» **Rows**
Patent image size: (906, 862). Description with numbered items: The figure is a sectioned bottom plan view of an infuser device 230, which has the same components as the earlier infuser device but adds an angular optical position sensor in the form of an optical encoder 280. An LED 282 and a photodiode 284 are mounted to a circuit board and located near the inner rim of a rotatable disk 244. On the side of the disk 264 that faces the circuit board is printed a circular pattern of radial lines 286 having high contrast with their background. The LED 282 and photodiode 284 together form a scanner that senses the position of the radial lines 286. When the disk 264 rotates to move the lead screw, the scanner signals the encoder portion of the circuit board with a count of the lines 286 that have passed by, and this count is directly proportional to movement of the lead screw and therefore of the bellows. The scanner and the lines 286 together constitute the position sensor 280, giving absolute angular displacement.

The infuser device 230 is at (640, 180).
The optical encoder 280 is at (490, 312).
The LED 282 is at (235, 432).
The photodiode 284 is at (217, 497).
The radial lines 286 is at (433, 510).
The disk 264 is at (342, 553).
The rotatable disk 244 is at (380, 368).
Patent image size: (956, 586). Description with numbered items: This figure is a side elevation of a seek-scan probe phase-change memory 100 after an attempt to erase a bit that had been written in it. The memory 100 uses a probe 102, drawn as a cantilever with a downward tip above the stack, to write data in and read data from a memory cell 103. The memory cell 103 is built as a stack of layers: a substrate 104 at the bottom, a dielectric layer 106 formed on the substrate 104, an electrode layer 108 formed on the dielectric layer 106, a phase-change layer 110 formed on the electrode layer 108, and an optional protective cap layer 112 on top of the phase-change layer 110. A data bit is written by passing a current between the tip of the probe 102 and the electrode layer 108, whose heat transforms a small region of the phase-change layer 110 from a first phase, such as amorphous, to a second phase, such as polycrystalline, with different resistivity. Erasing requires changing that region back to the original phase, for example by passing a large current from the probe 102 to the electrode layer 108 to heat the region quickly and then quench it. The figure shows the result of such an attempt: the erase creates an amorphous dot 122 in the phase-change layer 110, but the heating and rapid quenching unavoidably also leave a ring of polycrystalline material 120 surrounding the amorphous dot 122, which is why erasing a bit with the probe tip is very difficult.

» **Task goal**
Reproduce all of the entries above word for word.

» **Task response**
Patent image size: (906, 862). Description with numbered items: The figure is a sectioned bottom plan view of an infuser device 230, which has the same components as the earlier infuser device but adds an angular optical position sensor in the form of an optical encoder 280. An LED 282 and a photodiode 284 are mounted to a circuit board and located near the inner rim of a rotatable disk 244. On the side of the disk 264 that faces the circuit board is printed a circular pattern of radial lines 286 having high contrast with their background. The LED 282 and photodiode 284 together form a scanner that senses the position of the radial lines 286. When the disk 264 rotates to move the lead screw, the scanner signals the encoder portion of the circuit board with a count of the lines 286 that have passed by, and this count is directly proportional to movement of the lead screw and therefore of the bellows. The scanner and the lines 286 together constitute the position sensor 280, giving absolute angular displacement.

The infuser device 230 is at (640, 180).
The optical encoder 280 is at (490, 312).
The LED 282 is at (235, 432).
The photodiode 284 is at (217, 497).
The radial lines 286 is at (433, 510).
The disk 264 is at (342, 553).
The rotatable disk 244 is at (380, 368).
Patent image size: (956, 586). Description with numbered items: This figure is a side elevation of a seek-scan probe phase-change memory 100 after an attempt to erase a bit that had been written in it. The memory 100 uses a probe 102, drawn as a cantilever with a downward tip above the stack, to write data in and read data from a memory cell 103. The memory cell 103 is built as a stack of layers: a substrate 104 at the bottom, a dielectric layer 106 formed on the substrate 104, an electrode layer 108 formed on the dielectric layer 106, a phase-change layer 110 formed on the electrode layer 108, and an optional protective cap layer 112 on top of the phase-change layer 110. A data bit is written by passing a current between the tip of the probe 102 and the electrode layer 108, whose heat transforms a small region of the phase-change layer 110 from a first phase, such as amorphous, to a second phase, such as polycrystalline, with different resistivity. Erasing requires changing that region back to the original phase, for example by passing a large current from the probe 102 to the electrode layer 108 to heat the region quickly and then quench it. The figure shows the result of such an attempt: the erase creates an amorphous dot 122 in the phase-change layer 110, but the heating and rapid quenching unavoidably also leave a ring of polycrystalline material 120 surrounding the amorphous dot 122, which is why erasing a bit with the probe tip is very difficult.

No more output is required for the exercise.